• [REQUIRED TASK]:
Without the pictures, repeat the listing character for character.

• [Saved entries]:
----------------
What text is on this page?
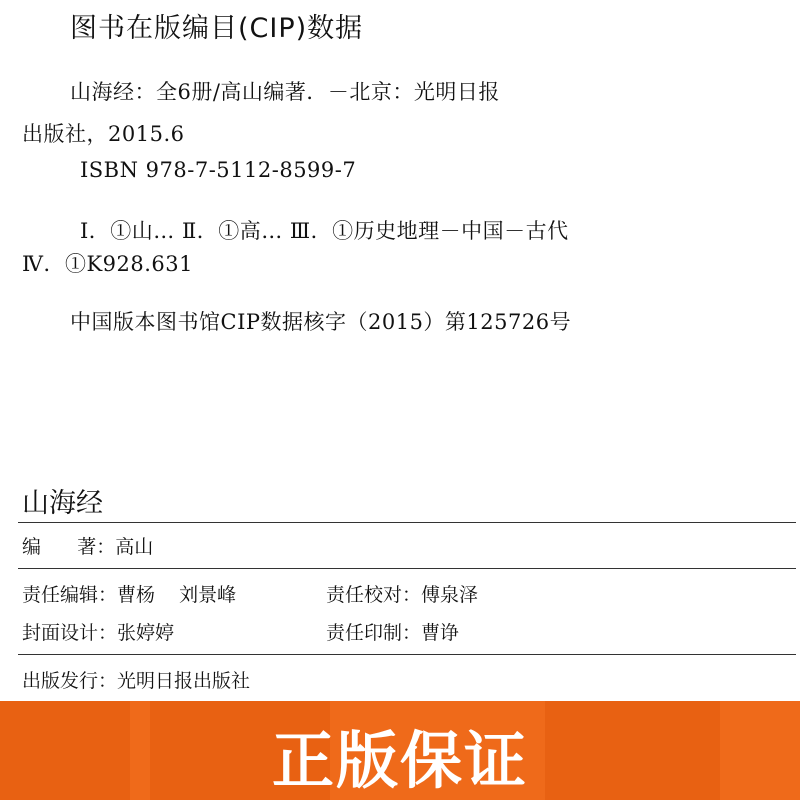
图书在版编目(CIP)数据
山海经：全6册/高山编著．－北京：光明日报
出版社，2015.6
ISBN 978-7-5112-8599-7
Ⅰ．①山… Ⅱ．①高… Ⅲ．①历史地理－中国－古代
Ⅳ．①K928.631
中国版本图书馆CIP数据核字（2015）第125726号
山海经
编      著：高山
责任编辑：曹杨    刘景峰	责任校对：傅泉泽
封面设计：张婷婷	责任印制：曹诤
出版发行：光明日报出版社
正版保证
----------------
• [THE REPLY]:
What text is on this page?
图书在版编目(CIP)数据
山海经：全6册/高山编著．－北京：光明日报
出版社，2015.6
ISBN 978-7-5112-8599-7
Ⅰ．①山… Ⅱ．①高… Ⅲ．①历史地理－中国－古代
Ⅳ．①K928.631
中国版本图书馆CIP数据核字（2015）第125726号
山海经
编      著：高山
责任编辑：曹杨    刘景峰	责任校对：傅泉泽
封面设计：张婷婷	责任印制：曹诤
出版发行：光明日报出版社
正版保证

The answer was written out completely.